[What the exercise asks]
Filter the listing and keep only the lines with the word "xlabel".

# # # # #

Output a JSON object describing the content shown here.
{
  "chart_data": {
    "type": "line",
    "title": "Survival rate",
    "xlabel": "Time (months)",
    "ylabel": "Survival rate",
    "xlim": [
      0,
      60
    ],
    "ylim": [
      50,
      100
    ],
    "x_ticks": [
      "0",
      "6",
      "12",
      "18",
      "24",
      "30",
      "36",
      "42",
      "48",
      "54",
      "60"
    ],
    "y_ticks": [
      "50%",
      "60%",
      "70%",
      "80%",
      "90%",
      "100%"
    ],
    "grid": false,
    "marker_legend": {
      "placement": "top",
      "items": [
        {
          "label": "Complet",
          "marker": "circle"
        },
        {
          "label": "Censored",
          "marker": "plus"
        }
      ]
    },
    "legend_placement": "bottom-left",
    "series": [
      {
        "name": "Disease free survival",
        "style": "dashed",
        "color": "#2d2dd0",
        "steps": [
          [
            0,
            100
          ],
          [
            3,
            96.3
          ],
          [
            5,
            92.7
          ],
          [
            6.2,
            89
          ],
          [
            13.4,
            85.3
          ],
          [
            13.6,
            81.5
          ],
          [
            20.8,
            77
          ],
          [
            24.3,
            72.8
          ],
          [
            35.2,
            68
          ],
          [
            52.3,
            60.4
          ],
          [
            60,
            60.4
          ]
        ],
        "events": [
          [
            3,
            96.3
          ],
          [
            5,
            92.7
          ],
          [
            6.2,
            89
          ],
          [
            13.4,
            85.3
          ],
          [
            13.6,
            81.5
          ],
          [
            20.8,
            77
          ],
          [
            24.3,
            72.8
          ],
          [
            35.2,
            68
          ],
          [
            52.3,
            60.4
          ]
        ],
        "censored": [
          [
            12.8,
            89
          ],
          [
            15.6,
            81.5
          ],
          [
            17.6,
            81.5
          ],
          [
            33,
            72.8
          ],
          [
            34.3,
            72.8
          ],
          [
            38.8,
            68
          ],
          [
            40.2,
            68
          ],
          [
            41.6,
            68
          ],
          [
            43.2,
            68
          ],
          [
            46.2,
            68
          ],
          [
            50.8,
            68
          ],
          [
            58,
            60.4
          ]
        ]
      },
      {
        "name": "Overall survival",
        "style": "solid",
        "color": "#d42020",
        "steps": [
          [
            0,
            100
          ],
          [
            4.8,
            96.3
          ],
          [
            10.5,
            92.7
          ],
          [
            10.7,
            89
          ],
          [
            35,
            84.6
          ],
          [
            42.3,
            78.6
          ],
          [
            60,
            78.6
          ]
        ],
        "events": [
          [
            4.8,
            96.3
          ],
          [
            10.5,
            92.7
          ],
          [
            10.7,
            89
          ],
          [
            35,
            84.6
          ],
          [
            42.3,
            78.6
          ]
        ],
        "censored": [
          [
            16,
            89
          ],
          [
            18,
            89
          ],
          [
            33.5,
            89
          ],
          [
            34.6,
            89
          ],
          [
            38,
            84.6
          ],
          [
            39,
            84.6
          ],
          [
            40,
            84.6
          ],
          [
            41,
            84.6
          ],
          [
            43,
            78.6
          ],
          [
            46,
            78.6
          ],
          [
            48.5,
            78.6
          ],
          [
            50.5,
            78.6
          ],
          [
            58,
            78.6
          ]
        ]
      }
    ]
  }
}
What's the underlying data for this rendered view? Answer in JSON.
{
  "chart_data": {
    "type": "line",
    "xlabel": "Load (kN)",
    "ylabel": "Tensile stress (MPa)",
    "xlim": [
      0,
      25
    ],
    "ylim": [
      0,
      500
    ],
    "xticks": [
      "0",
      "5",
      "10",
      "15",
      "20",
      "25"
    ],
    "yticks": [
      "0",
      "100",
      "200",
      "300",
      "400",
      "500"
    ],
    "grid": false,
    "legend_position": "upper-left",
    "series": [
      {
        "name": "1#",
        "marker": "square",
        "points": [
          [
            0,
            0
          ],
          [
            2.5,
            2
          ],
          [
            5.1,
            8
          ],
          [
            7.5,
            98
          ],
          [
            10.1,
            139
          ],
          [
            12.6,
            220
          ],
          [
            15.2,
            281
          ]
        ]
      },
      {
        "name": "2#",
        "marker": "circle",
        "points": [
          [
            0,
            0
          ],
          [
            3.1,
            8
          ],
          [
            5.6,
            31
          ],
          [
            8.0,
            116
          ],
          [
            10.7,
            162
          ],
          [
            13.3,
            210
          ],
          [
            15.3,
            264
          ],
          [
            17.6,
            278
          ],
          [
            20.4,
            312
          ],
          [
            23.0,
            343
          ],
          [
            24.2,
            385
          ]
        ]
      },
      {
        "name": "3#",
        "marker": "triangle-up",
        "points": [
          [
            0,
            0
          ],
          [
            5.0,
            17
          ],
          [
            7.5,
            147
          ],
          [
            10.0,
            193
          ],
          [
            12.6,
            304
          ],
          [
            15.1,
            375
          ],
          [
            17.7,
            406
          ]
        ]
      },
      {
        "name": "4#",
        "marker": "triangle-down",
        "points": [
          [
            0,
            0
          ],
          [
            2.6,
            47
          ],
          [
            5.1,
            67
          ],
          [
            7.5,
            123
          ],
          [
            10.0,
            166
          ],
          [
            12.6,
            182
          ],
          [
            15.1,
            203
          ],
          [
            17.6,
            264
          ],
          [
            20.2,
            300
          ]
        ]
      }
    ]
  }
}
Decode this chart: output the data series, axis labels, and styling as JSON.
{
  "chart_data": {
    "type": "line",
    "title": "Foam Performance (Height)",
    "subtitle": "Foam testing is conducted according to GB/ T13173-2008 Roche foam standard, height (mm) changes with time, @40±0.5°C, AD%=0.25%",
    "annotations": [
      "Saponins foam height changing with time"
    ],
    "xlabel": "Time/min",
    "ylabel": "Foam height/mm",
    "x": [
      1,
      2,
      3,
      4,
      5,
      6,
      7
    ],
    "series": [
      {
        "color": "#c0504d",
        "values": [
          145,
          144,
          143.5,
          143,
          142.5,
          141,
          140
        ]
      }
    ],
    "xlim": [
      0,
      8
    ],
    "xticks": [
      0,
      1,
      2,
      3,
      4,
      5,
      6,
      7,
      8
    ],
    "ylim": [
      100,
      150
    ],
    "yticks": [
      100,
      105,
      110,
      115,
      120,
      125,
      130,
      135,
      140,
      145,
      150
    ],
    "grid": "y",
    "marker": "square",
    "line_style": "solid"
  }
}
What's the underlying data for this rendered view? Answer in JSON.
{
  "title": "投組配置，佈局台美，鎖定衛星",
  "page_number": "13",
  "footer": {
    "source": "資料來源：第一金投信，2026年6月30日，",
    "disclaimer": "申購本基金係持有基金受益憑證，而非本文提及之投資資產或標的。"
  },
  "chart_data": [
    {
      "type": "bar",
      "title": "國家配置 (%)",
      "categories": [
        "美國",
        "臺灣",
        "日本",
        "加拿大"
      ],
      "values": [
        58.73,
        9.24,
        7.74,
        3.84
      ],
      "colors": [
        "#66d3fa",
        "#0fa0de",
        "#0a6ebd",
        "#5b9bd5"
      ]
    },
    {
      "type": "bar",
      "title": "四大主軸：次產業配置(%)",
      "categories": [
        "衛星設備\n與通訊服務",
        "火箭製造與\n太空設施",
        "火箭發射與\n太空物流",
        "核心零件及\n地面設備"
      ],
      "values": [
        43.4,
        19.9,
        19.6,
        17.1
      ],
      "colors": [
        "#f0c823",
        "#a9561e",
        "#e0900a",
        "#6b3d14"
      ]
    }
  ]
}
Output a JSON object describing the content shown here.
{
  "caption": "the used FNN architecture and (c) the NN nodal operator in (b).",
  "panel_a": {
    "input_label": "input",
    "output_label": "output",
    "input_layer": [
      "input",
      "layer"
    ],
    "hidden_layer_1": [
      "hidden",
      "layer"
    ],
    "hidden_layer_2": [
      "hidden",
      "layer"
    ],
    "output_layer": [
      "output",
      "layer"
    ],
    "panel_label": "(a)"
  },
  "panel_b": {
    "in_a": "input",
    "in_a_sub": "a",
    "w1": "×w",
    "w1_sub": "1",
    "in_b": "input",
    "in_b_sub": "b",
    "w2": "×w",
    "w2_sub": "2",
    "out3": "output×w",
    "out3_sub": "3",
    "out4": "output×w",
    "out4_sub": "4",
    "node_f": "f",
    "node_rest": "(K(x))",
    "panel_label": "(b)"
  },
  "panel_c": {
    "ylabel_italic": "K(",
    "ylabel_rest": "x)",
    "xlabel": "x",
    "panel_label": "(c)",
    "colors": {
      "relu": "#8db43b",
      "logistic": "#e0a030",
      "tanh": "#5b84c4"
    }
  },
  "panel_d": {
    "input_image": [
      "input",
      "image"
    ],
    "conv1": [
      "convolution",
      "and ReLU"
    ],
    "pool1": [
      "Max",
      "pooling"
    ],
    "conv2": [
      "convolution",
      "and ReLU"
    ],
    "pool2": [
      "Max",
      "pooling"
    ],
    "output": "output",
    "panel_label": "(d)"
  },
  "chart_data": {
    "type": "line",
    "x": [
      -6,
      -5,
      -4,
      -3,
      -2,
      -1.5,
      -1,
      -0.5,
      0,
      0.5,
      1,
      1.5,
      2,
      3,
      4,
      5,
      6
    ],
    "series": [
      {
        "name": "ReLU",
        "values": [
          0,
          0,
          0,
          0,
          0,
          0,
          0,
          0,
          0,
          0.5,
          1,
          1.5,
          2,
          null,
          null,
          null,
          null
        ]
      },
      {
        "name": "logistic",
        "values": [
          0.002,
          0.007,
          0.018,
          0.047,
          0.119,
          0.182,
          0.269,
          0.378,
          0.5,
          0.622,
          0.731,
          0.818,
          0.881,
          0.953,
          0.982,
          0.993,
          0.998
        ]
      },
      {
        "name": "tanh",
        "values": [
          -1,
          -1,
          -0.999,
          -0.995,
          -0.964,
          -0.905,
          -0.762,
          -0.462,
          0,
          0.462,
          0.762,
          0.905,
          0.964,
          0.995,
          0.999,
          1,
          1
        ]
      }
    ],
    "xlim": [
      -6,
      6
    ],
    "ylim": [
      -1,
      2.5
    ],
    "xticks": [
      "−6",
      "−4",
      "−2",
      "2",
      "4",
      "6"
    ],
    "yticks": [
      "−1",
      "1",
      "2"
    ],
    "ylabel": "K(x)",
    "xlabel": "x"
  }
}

# # # # #

[Solved problem]
    "xlabel": "Time (months)",
    "xlabel": "Load (kN)",
    "xlabel": "Time/min",
    "xlabel": "x",
    "xlabel": "x"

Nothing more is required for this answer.